(begin)

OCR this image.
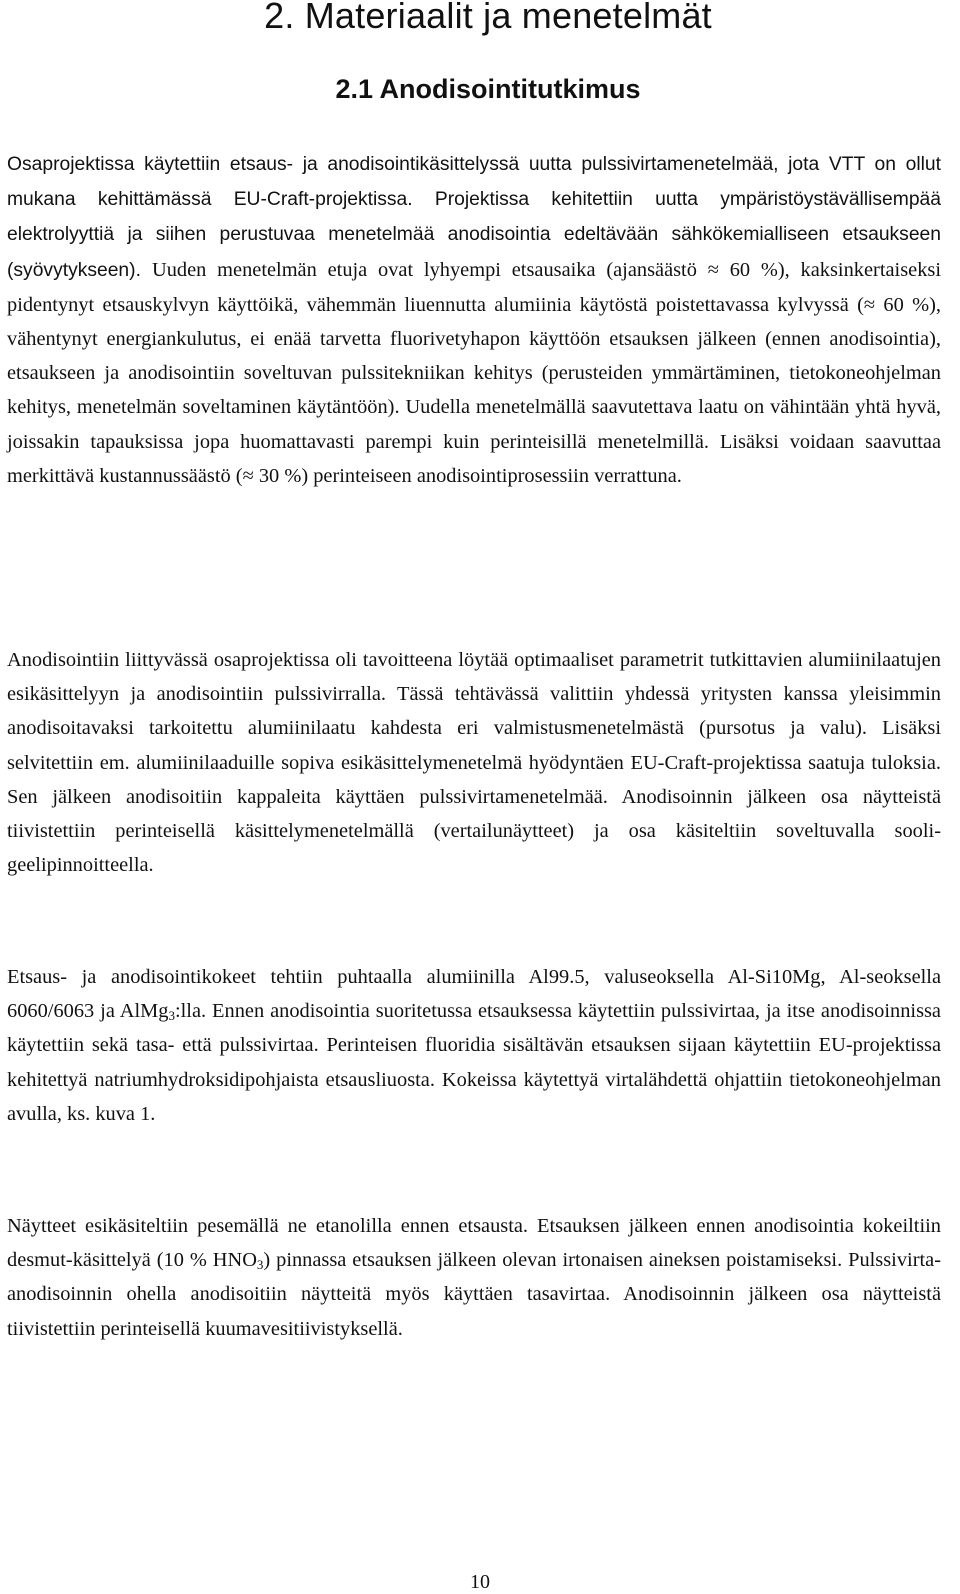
2. Materiaalit ja menetelmät
2.1 Anodisointitutkimus

Osaprojektissa käytettiin etsaus- ja anodisointikäsittelyssä uutta pulssivirtamenetelmää, jota VTT on ollut mukana kehittämässä EU-Craft-projektissa. Projektissa kehitettiin uutta ympäristöystävällisempää elektrolyyttiä ja siihen perustuvaa menetelmää anodisointia edeltävään sähkökemialliseen etsaukseen (syövytykseen). Uuden menetelmän etuja ovat lyhyempi etsausaika (ajansäästö ≈ 60 %), kaksinkertaiseksi pidentynyt etsauskylvyn käyttöikä, vähemmän liuennutta alumiinia käytöstä poistettavassa kylvyssä (≈ 60 %), vähentynyt energiankulutus, ei enää tarvetta fluorivetyhapon käyttöön etsauksen jälkeen (ennen anodisointia), etsaukseen ja anodisointiin soveltuvan pulssitekniikan kehitys (perusteiden ymmärtäminen, tietokoneohjelman kehitys, menetelmän soveltaminen käytäntöön). Uudella menetelmällä saavutettava laatu on vähintään yhtä hyvä, joissakin tapauksissa jopa huomattavasti parempi kuin perinteisillä menetelmillä. Lisäksi voidaan saavuttaa merkittävä kustannussäästö (≈ 30 %) perinteiseen anodisointiprosessiin verrattuna.

Anodisointiin liittyvässä osaprojektissa oli tavoitteena löytää optimaaliset parametrit tutkittavien alumiinilaatujen esikäsittelyyn ja anodisointiin pulssivirralla. Tässä tehtävässä valittiin yhdessä yritysten kanssa yleisimmin anodisoitavaksi tarkoitettu alumiinilaatu kahdesta eri valmistusmenetelmästä (pursotus ja valu). Lisäksi selvitettiin em. alumiinilaaduille sopiva esikäsittelymenetelmä hyödyntäen EU-Craft-projektissa saatuja tuloksia. Sen jälkeen anodisoitiin kappaleita käyttäen pulssivirtamenetelmää. Anodisoinnin jälkeen osa näytteistä tiivistettiin perinteisellä käsittelymenetelmällä (vertailunäytteet) ja osa käsiteltiin soveltuvalla sooli-geelipinnoitteella.

Etsaus- ja anodisointikokeet tehtiin puhtaalla alumiinilla Al99.5, valuseoksella Al-Si10Mg, Al-seoksella 6060/6063 ja AlMg$_3$:lla. Ennen anodisointia suoritetussa etsauksessa käytettiin pulssivirtaa, ja itse anodisoinnissa käytettiin sekä tasa- että pulssivirtaa. Perinteisen fluoridia sisältävän etsauksen sijaan käytettiin EU-projektissa kehitettyä natriumhydroksidipohjaista etsausliuosta. Kokeissa käytettyä virtalähdettä ohjattiin tietokoneohjelman avulla, ks. kuva 1.

Näytteet esikäsiteltiin pesemällä ne etanolilla ennen etsausta. Etsauksen jälkeen ennen anodisointia kokeiltiin desmut-käsittelyä (10 % $HNO_3$) pinnassa etsauksen jälkeen olevan irtonaisen aineksen poistamiseksi. Pulssivirta-anodisoinnin ohella anodisoitiin näytteitä myös käyttäen tasavirtaa. Anodisoinnin jälkeen osa näytteistä tiivistettiin perinteisellä kuumavesitiivistyksellä.

10
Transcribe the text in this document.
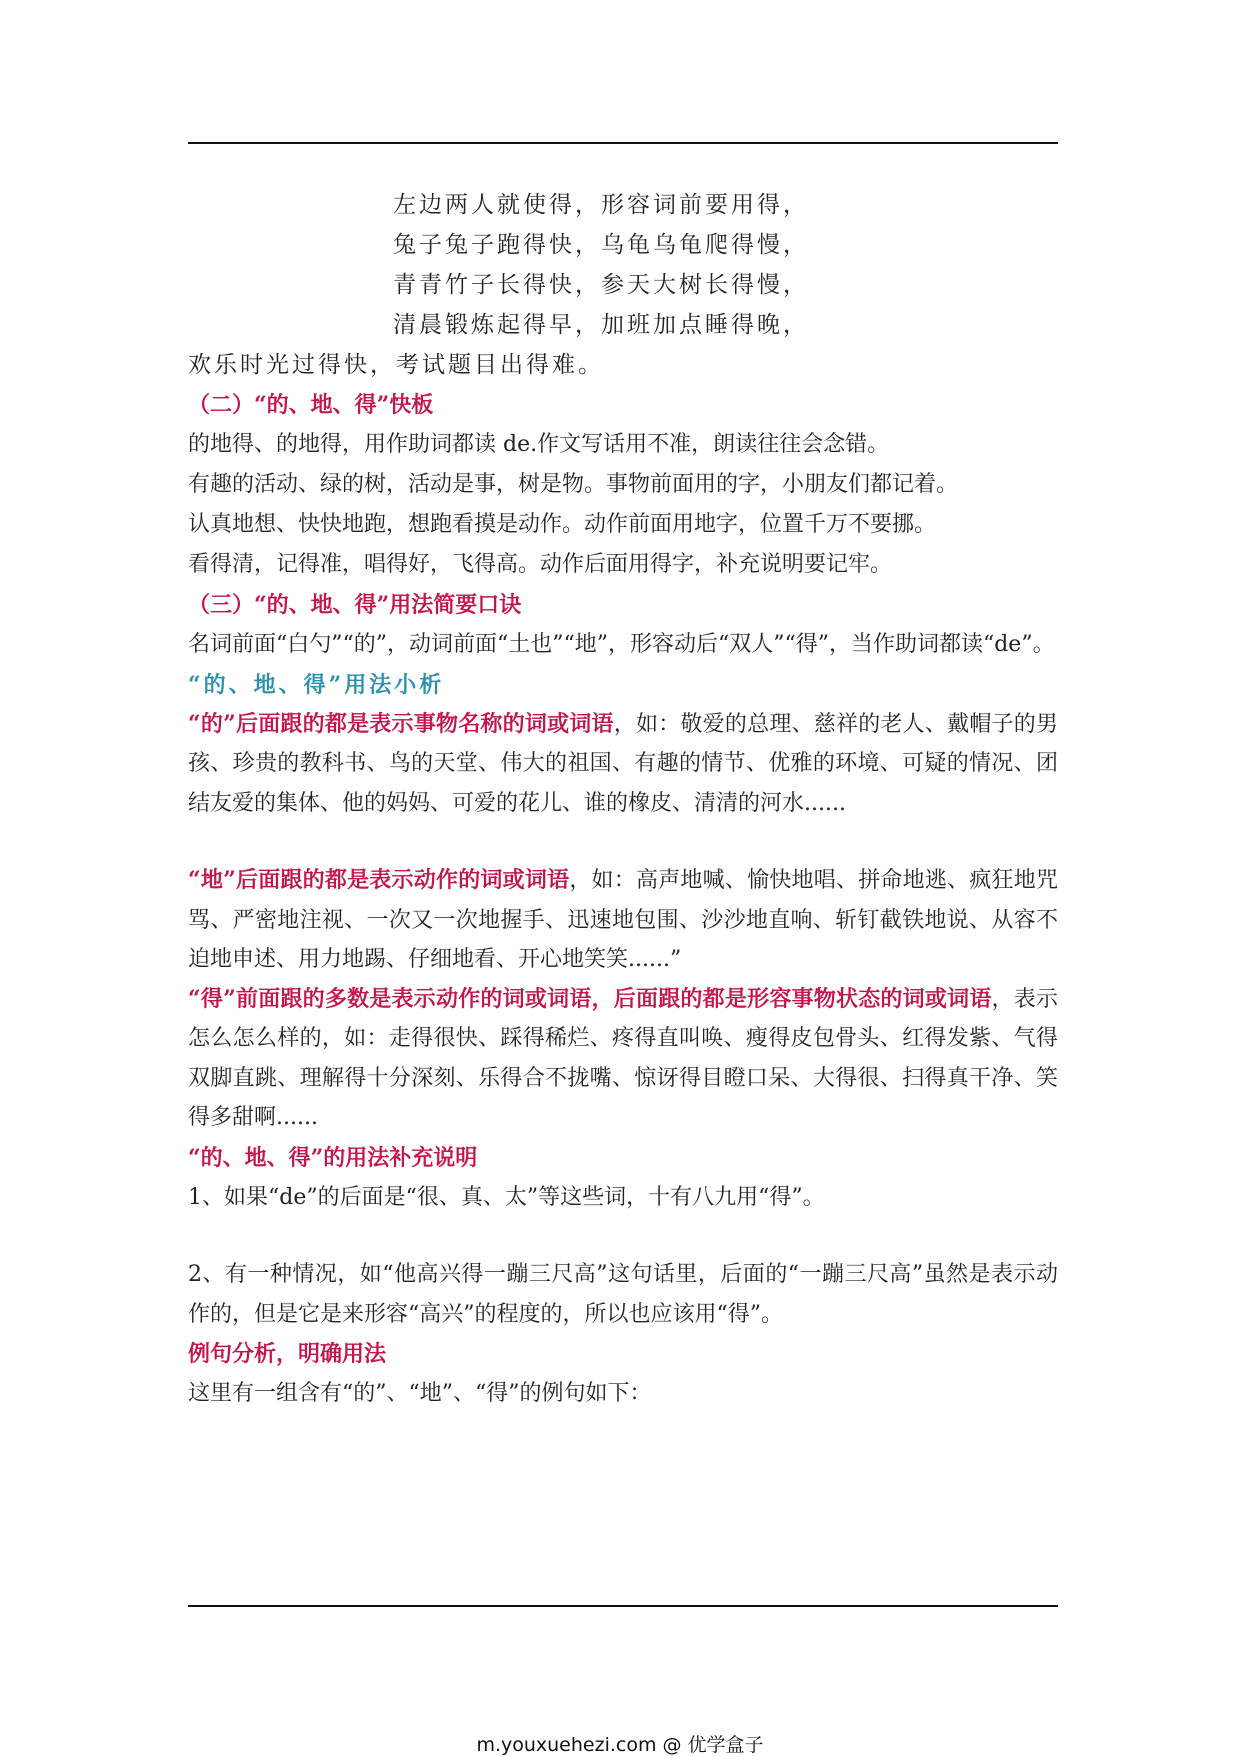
左边两人就使得，形容词前要用得，
兔子兔子跑得快，乌龟乌龟爬得慢，
青青竹子长得快，参天大树长得慢，
清晨锻炼起得早，加班加点睡得晚，
欢乐时光过得快，考试题目出得难。
（二）“的、地、得”快板

的地得、的地得，用作助词都读 de.作文写话用不准，朗读往往会念错。

有趣的活动、绿的树，活动是事，树是物。事物前面用的字，小朋友们都记着。

认真地想、快快地跑，想跑看摸是动作。动作前面用地字，位置千万不要挪。

看得清，记得准，唱得好，飞得高。动作后面用得字，补充说明要记牢。

（三）“的、地、得”用法简要口诀

名词前面“白勺”“的”，动词前面“土也”“地”，形容动后“双人”“得”，当作助词都读“de”。

“的、地、得”用法小析

“的”后面跟的都是表示事物名称的词或词语，如：敬爱的总理、慈祥的老人、戴帽子的男孩、珍贵的教科书、鸟的天堂、伟大的祖国、有趣的情节、优雅的环境、可疑的情况、团结友爱的集体、他的妈妈、可爱的花儿、谁的橡皮、清清的河水......

“地”后面跟的都是表示动作的词或词语，如：高声地喊、愉快地唱、拼命地逃、疯狂地咒骂、严密地注视、一次又一次地握手、迅速地包围、沙沙地直响、斩钉截铁地说、从容不迫地申述、用力地踢、仔细地看、开心地笑笑......”

“得”前面跟的多数是表示动作的词或词语，后面跟的都是形容事物状态的词或词语，表示怎么怎么样的，如：走得很快、踩得稀烂、疼得直叫唤、瘦得皮包骨头、红得发紫、气得双脚直跳、理解得十分深刻、乐得合不拢嘴、惊讶得目瞪口呆、大得很、扫得真干净、笑得多甜啊......

“的、地、得”的用法补充说明

1、如果“de”的后面是“很、真、太”等这些词，十有八九用“得”。

2、有一种情况，如“他高兴得一蹦三尺高”这句话里，后面的“一蹦三尺高”虽然是表示动作的，但是它是来形容“高兴”的程度的，所以也应该用“得”。

例句分析，明确用法

这里有一组含有“的”、“地”、“得”的例句如下：

m.youxuehezi.com @ 优学盒子
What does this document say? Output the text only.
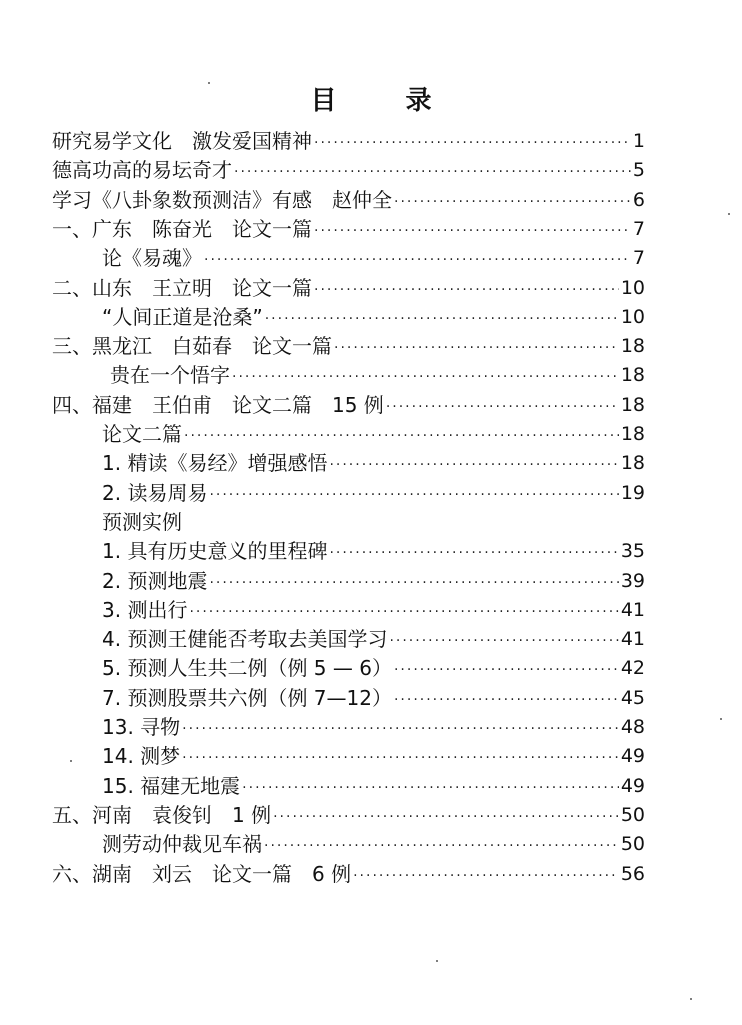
目 录
研究易学文化　激发爱国精神 ·····	1
德高功高的易坛奇才 ·····	5
学习《八卦象数预测洁》有感　赵仲全 ·····	6
一、广东　陈奋光　论文一篇 ·····	7
论《易魂》 ·····	7
二、山东　王立明　论文一篇 ·····	10
“人间正道是沧桑” ·····	10
三、黑龙江　白茹春　论文一篇 ·····	18
贵在一个悟字 ·····	18
四、福建　王伯甫　论文二篇　15 例 ·····	18
论文二篇 ·····	18
1. 精读《易经》增强感悟 ·····	18
2. 读易周易 ·····	19
预测实例
1. 具有历史意义的里程碑 ·····	35
2. 预测地震 ·····	39
3. 测出行 ·····	41
4. 预测王健能否考取去美国学习 ·····	41
5. 预测人生共二例（例 5 — 6） ·····	42
7. 预测股票共六例（例 7—12） ·····	45
13. 寻物 ·····	48
14. 测梦 ·····	49
15. 福建无地震 ·····	49
五、河南　袁俊钊　1 例 ·····	50
测劳动仲裁见车祸 ·····	50
六、湖南　刘云　论文一篇　6 例 ·····	56
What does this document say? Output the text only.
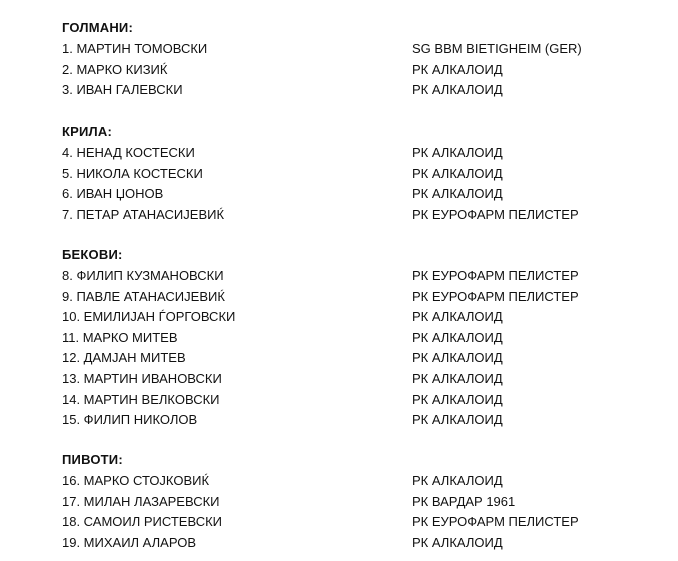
ГОЛМАНИ:
1. МАРТИН ТОМОВСКИ	SG BBM BIETIGHEIM (GER)
2. МАРКО КИЗИЌ	РК АЛКАЛОИД
3. ИВАН ГАЛЕВСКИ	РК АЛКАЛОИД
КРИЛА:
4. НЕНАД КОСТЕСКИ	РК АЛКАЛОИД
5. НИКОЛА КОСТЕСКИ	РК АЛКАЛОИД
6. ИВАН ЏОНОВ	РК АЛКАЛОИД
7. ПЕТАР АТАНАСИЈЕВИЌ	РК ЕУРОФАРМ ПЕЛИСТЕР
БЕКОВИ:
8. ФИЛИП КУЗМАНОВСКИ	РК ЕУРОФАРМ ПЕЛИСТЕР
9. ПАВЛЕ АТАНАСИЈЕВИЌ	РК ЕУРОФАРМ ПЕЛИСТЕР
10. ЕМИЛИЈАН ЃОРГОВСКИ	РК АЛКАЛОИД
11. МАРКО МИТЕВ	РК АЛКАЛОИД
12. ДАМЈАН МИТЕВ	РК АЛКАЛОИД
13. МАРТИН ИВАНОВСКИ	РК АЛКАЛОИД
14. МАРТИН ВЕЛКОВСКИ	РК АЛКАЛОИД
15. ФИЛИП НИКОЛОВ	РК АЛКАЛОИД
ПИВОТИ:
16. МАРКО СТОЈКОВИЌ	РК АЛКАЛОИД
17. МИЛАН ЛАЗАРЕВСКИ	РК ВАРДАР 1961
18. САМОИЛ РИСТЕВСКИ	РК ЕУРОФАРМ ПЕЛИСТЕР
19. МИХАИЛ АЛАРОВ	РК АЛКАЛОИД
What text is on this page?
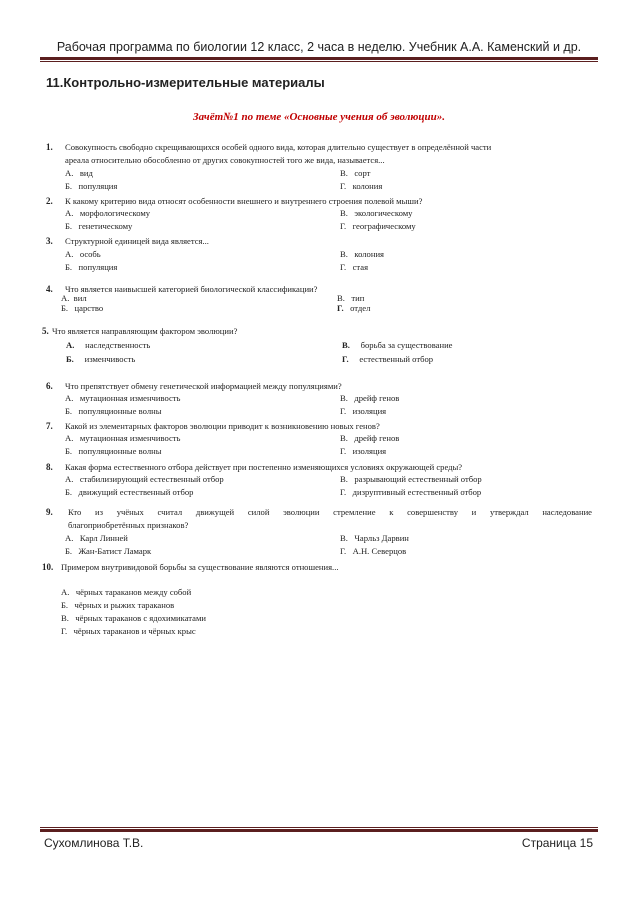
Рабочая программа по биологии 12 класс, 2 часа в неделю. Учебник А.А. Каменский и др.
11.Контрольно-измерительные материалы
Зачёт№1 по теме «Основные учения об эволюции».
1. Совокупность свободно скрещивающихся особей одного вида, которая длительно существует в определённой части
ареала относительно обособленно от других совокупностей того же вида, называется...
А. вид
Б. популяция
В. сорт
Г. колония
2. К какому критерию вида относят особенности внешнего и внутреннего строения полевой мыши?
А. морфологическому
Б. генетическому
В. экологическому
Г. географическому
3. Структурной единицей вида является...
А. особь
Б. популяция
В. колония
Г. стая
4. Что является наивысшей категорией биологической классификации?
А. вил
Б. царство
В. тип
Г. отдел
5. Что является направляющим фактором эволюции?
А. наследственность
Б. изменчивость
В. борьба за существование
Г. естественный отбор
6. Что препятствует обмену генетической информацией между популяциями?
А. мутационная изменчивость
Б. популяционные волны
В. дрейф генов
Г. изоляция
7. Какой из элементарных факторов эволюции приводит к возникновению новых генов?
А. мутационная изменчивость
Б. популяционные волны
В. дрейф генов
Г. изоляция
8. Какая форма естественного отбора действует при постепенно изменяющихся условиях окружающей среды?
А. стабилизирующий естественный отбор
Б. движущий естественный отбор
В. разрывающий естественный отбор
Г. дизруптивный естественный отбор
9. Кто из учёных считал движущей силой эволюции стремление к совершенству и утверждал наследование
благоприобретённых признаков?
А. Карл Линней
Б. Жан-Батист Ламарк
В. Чарльз Дарвин
Г. А.Н. Северцов
10. Примером внутривидовой борьбы за существование являются отношения...
А. чёрных тараканов между собой
Б. чёрных и рыжих тараканов
В. чёрных тараканов с ядохимикатами
Г. чёрных тараканов и чёрных крыс
Сухомлинова Т.В.	Страница 15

(end)

▶ _What you will do_: Count the lines above that contain the word "论文一篇". Give only the number.

▶ _Exercise answer_: 4